WHAT YOU ARE ASKED TO DO - Repeat the records word for word, excluding any picture.

· · ·

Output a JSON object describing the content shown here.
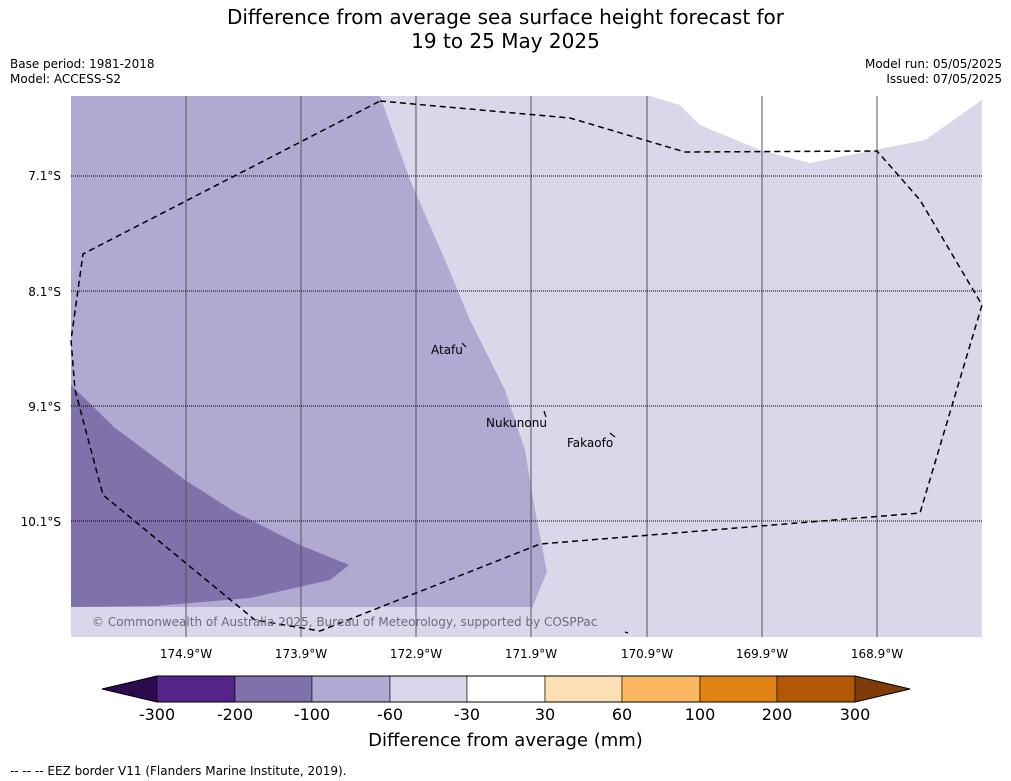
{
  "title": {
    "line1": "Difference from average sea surface height forecast for",
    "line2": "19 to 25 May 2025"
  },
  "meta_left": {
    "base_period": "Base period: 1981-2018",
    "model": "Model: ACCESS-S2"
  },
  "meta_right": {
    "model_run": "Model run: 05/05/2025",
    "issued": "Issued: 07/05/2025"
  },
  "map": {
    "latitude_labels": [
      "7.1°S",
      "8.1°S",
      "9.1°S",
      "10.1°S"
    ],
    "longitude_labels": [
      "174.9°W",
      "173.9°W",
      "172.9°W",
      "171.9°W",
      "170.9°W",
      "169.9°W",
      "168.9°W"
    ],
    "places": [
      "Atafu",
      "Nukunonu",
      "Fakaofo"
    ],
    "copyright": "© Commonwealth of Australia 2025, Bureau of Meteorology, supported by COSPPac",
    "shading_colors": {
      "minus100_to_minus60": "#b0aad2",
      "minus200_to_minus100": "#8071ab",
      "minus60_to_minus30": "#d9d8ea"
    }
  },
  "colorbar": {
    "title": "Difference from average (mm)",
    "ticks": [
      "-300",
      "-200",
      "-100",
      "-60",
      "-30",
      "30",
      "60",
      "100",
      "200",
      "300"
    ],
    "colors": [
      "#2d0a4e",
      "#55248a",
      "#8071ab",
      "#b0aad2",
      "#d9d8ea",
      "#ffffff",
      "#fedfb3",
      "#fbb761",
      "#e08214",
      "#b35806",
      "#7f3b08"
    ]
  },
  "footnote": "--  --  -- EEZ border V11 (Flanders Marine Institute, 2019)."
}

· · ·

FINISHED TASK -
Output a JSON object describing the content shown here.
{
  "title": {
    "line1": "Difference from average sea surface height forecast for",
    "line2": "19 to 25 May 2025"
  },
  "meta_left": {
    "base_period": "Base period: 1981-2018",
    "model": "Model: ACCESS-S2"
  },
  "meta_right": {
    "model_run": "Model run: 05/05/2025",
    "issued": "Issued: 07/05/2025"
  },
  "map": {
    "latitude_labels": [
      "7.1°S",
      "8.1°S",
      "9.1°S",
      "10.1°S"
    ],
    "longitude_labels": [
      "174.9°W",
      "173.9°W",
      "172.9°W",
      "171.9°W",
      "170.9°W",
      "169.9°W",
      "168.9°W"
    ],
    "places": [
      "Atafu",
      "Nukunonu",
      "Fakaofo"
    ],
    "copyright": "© Commonwealth of Australia 2025, Bureau of Meteorology, supported by COSPPac",
    "shading_colors": {
      "minus100_to_minus60": "#b0aad2",
      "minus200_to_minus100": "#8071ab",
      "minus60_to_minus30": "#d9d8ea"
    }
  },
  "colorbar": {
    "title": "Difference from average (mm)",
    "ticks": [
      "-300",
      "-200",
      "-100",
      "-60",
      "-30",
      "30",
      "60",
      "100",
      "200",
      "300"
    ],
    "colors": [
      "#2d0a4e",
      "#55248a",
      "#8071ab",
      "#b0aad2",
      "#d9d8ea",
      "#ffffff",
      "#fedfb3",
      "#fbb761",
      "#e08214",
      "#b35806",
      "#7f3b08"
    ]
  },
  "footnote": "--  --  -- EEZ border V11 (Flanders Marine Institute, 2019)."
}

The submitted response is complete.